WORK TO COMPLETE - Copy out each line that mentions the word "Degradação".

*-*-*

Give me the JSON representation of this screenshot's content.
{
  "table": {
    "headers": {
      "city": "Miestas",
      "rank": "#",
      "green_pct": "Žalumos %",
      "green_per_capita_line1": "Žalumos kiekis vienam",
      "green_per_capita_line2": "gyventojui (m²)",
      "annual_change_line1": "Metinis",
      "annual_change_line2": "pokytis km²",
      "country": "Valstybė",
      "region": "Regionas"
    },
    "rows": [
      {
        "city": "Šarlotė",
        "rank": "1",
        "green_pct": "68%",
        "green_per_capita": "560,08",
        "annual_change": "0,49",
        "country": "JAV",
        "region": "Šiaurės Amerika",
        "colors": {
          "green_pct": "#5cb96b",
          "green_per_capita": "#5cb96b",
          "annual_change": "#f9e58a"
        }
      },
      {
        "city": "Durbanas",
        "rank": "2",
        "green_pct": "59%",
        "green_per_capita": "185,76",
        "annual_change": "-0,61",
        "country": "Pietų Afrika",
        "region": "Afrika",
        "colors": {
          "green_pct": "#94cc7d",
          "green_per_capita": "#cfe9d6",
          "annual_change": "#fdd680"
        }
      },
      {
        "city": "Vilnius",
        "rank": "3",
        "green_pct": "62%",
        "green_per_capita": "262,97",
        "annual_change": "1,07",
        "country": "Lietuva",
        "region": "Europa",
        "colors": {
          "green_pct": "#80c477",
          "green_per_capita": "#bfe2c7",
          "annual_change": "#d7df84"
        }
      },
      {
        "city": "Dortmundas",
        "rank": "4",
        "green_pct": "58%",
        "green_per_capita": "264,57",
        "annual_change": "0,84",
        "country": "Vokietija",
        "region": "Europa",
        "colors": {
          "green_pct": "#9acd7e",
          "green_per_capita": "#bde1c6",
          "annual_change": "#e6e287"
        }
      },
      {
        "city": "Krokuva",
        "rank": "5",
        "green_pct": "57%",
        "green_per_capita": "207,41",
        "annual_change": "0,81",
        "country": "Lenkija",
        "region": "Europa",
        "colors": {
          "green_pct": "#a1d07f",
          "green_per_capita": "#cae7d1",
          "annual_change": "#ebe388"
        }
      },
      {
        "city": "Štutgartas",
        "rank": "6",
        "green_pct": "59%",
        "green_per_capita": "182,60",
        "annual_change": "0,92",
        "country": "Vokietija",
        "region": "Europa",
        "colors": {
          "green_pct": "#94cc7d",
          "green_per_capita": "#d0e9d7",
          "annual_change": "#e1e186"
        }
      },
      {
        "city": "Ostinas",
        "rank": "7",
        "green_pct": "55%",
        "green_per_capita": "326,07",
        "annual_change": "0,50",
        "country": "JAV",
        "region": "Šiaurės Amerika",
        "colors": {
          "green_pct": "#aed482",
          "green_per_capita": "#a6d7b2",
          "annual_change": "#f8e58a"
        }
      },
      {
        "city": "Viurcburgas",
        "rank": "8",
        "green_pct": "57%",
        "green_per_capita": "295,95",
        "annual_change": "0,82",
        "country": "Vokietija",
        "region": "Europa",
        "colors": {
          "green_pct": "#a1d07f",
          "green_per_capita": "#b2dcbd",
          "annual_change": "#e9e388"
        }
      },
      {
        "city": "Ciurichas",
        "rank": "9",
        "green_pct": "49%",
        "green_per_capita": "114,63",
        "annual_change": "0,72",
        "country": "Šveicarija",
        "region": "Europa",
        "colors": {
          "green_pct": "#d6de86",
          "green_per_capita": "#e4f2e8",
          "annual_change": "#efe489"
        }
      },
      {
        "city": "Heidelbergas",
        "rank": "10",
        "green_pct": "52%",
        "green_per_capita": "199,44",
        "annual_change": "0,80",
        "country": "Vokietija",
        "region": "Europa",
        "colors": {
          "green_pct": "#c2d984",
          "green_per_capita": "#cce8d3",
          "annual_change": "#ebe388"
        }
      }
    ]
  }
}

*-*-*

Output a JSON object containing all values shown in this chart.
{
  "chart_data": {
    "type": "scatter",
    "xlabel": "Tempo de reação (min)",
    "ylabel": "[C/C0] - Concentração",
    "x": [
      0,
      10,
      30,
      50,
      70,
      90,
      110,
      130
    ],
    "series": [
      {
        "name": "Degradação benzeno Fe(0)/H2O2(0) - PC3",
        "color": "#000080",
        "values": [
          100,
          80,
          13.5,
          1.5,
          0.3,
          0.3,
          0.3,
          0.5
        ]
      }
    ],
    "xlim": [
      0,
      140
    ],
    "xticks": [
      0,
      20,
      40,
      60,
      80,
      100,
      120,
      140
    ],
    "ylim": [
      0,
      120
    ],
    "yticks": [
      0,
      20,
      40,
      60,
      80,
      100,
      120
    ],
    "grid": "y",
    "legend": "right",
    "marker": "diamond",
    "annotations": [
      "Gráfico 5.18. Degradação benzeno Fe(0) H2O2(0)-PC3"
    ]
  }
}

*-*-*

EXERCISE RESULT -
        "name": "Degradação benzeno Fe(0)/H2O2(0) - PC3",
      "Gráfico 5.18. Degradação benzeno Fe(0) H2O2(0)-PC3"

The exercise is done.